Data listing
_ _ _ _ _

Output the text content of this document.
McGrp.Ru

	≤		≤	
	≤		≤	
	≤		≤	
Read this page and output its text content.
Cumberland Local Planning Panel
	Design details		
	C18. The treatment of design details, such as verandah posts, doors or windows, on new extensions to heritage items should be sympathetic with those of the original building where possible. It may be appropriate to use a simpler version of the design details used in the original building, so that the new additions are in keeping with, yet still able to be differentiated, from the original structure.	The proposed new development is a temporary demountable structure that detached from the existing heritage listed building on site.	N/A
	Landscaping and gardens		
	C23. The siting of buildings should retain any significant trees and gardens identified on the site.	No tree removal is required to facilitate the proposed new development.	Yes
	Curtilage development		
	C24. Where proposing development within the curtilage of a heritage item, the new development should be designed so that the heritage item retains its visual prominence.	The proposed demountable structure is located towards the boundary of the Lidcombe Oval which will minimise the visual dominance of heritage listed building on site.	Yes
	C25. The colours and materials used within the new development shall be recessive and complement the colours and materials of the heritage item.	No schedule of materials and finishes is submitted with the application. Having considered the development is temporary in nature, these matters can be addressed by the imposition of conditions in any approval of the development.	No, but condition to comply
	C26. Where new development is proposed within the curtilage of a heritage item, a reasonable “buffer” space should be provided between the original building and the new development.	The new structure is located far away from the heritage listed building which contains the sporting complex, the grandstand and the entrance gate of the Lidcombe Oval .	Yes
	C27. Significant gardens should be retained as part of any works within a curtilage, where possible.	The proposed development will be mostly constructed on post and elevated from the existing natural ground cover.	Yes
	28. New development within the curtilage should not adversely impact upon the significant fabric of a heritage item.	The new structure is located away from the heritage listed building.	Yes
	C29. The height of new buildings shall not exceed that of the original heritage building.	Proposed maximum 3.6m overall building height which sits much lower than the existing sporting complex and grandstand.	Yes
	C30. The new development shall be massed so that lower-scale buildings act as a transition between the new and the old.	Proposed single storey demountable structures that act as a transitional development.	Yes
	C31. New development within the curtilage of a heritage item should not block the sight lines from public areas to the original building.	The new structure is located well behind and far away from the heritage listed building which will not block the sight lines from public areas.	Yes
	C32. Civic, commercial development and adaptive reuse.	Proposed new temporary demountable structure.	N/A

_ _ _ _ _

What this task involves:
Pick out the lines containing the string "text" and show them.

Output of the task:
Output the text content of this document.
Read this page and output its text content.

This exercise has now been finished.